__What needs to be done__.
Each line of the listing must be transcribed exactly, except for the images, which should be excluded.

__Data to use__.
++++++++

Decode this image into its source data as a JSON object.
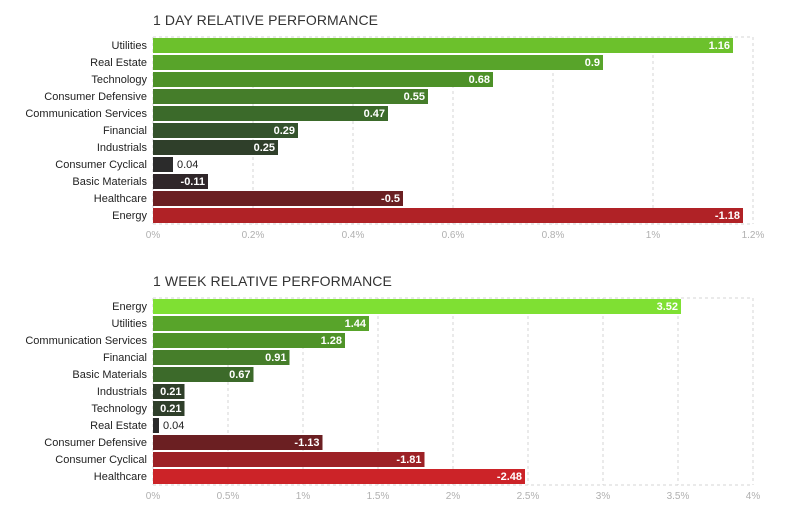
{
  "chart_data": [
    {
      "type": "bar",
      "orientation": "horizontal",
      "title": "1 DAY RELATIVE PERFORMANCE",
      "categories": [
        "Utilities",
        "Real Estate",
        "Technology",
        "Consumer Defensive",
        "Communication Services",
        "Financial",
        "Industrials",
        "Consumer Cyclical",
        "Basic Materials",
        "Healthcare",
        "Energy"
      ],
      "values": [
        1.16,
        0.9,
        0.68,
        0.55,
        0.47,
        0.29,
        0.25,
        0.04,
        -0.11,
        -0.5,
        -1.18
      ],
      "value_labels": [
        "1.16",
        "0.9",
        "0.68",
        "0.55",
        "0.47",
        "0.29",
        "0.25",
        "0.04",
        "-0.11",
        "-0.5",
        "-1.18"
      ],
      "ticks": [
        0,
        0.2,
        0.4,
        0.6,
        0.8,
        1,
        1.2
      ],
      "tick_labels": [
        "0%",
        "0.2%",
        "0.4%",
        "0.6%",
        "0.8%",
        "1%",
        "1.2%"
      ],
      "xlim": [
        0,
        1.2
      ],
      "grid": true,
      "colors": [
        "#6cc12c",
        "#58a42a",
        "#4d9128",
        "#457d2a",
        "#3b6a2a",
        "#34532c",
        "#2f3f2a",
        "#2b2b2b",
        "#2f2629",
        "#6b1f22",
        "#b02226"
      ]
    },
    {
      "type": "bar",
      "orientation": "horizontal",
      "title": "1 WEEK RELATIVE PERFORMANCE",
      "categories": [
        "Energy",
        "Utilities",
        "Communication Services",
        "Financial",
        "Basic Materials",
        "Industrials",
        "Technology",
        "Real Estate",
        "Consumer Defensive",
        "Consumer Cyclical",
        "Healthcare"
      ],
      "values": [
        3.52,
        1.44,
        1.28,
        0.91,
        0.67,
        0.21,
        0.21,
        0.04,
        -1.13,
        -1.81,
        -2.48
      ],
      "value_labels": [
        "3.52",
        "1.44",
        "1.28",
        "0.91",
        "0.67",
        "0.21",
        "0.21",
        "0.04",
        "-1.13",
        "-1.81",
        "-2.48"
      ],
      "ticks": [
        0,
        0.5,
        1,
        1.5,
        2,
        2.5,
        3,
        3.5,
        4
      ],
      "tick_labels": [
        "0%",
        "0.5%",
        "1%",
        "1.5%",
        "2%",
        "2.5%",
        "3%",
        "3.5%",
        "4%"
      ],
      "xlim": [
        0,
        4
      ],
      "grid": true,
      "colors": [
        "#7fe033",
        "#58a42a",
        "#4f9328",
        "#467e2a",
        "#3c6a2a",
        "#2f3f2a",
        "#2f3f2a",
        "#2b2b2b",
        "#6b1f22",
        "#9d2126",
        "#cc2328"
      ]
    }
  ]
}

++++++++

__Exercise answer__.
Decode this image into its source data as a JSON object.
{
  "chart_data": [
    {
      "type": "bar",
      "orientation": "horizontal",
      "title": "1 DAY RELATIVE PERFORMANCE",
      "categories": [
        "Utilities",
        "Real Estate",
        "Technology",
        "Consumer Defensive",
        "Communication Services",
        "Financial",
        "Industrials",
        "Consumer Cyclical",
        "Basic Materials",
        "Healthcare",
        "Energy"
      ],
      "values": [
        1.16,
        0.9,
        0.68,
        0.55,
        0.47,
        0.29,
        0.25,
        0.04,
        -0.11,
        -0.5,
        -1.18
      ],
      "value_labels": [
        "1.16",
        "0.9",
        "0.68",
        "0.55",
        "0.47",
        "0.29",
        "0.25",
        "0.04",
        "-0.11",
        "-0.5",
        "-1.18"
      ],
      "ticks": [
        0,
        0.2,
        0.4,
        0.6,
        0.8,
        1,
        1.2
      ],
      "tick_labels": [
        "0%",
        "0.2%",
        "0.4%",
        "0.6%",
        "0.8%",
        "1%",
        "1.2%"
      ],
      "xlim": [
        0,
        1.2
      ],
      "grid": true,
      "colors": [
        "#6cc12c",
        "#58a42a",
        "#4d9128",
        "#457d2a",
        "#3b6a2a",
        "#34532c",
        "#2f3f2a",
        "#2b2b2b",
        "#2f2629",
        "#6b1f22",
        "#b02226"
      ]
    },
    {
      "type": "bar",
      "orientation": "horizontal",
      "title": "1 WEEK RELATIVE PERFORMANCE",
      "categories": [
        "Energy",
        "Utilities",
        "Communication Services",
        "Financial",
        "Basic Materials",
        "Industrials",
        "Technology",
        "Real Estate",
        "Consumer Defensive",
        "Consumer Cyclical",
        "Healthcare"
      ],
      "values": [
        3.52,
        1.44,
        1.28,
        0.91,
        0.67,
        0.21,
        0.21,
        0.04,
        -1.13,
        -1.81,
        -2.48
      ],
      "value_labels": [
        "3.52",
        "1.44",
        "1.28",
        "0.91",
        "0.67",
        "0.21",
        "0.21",
        "0.04",
        "-1.13",
        "-1.81",
        "-2.48"
      ],
      "ticks": [
        0,
        0.5,
        1,
        1.5,
        2,
        2.5,
        3,
        3.5,
        4
      ],
      "tick_labels": [
        "0%",
        "0.5%",
        "1%",
        "1.5%",
        "2%",
        "2.5%",
        "3%",
        "3.5%",
        "4%"
      ],
      "xlim": [
        0,
        4
      ],
      "grid": true,
      "colors": [
        "#7fe033",
        "#58a42a",
        "#4f9328",
        "#467e2a",
        "#3c6a2a",
        "#2f3f2a",
        "#2f3f2a",
        "#2b2b2b",
        "#6b1f22",
        "#9d2126",
        "#cc2328"
      ]
    }
  ]
}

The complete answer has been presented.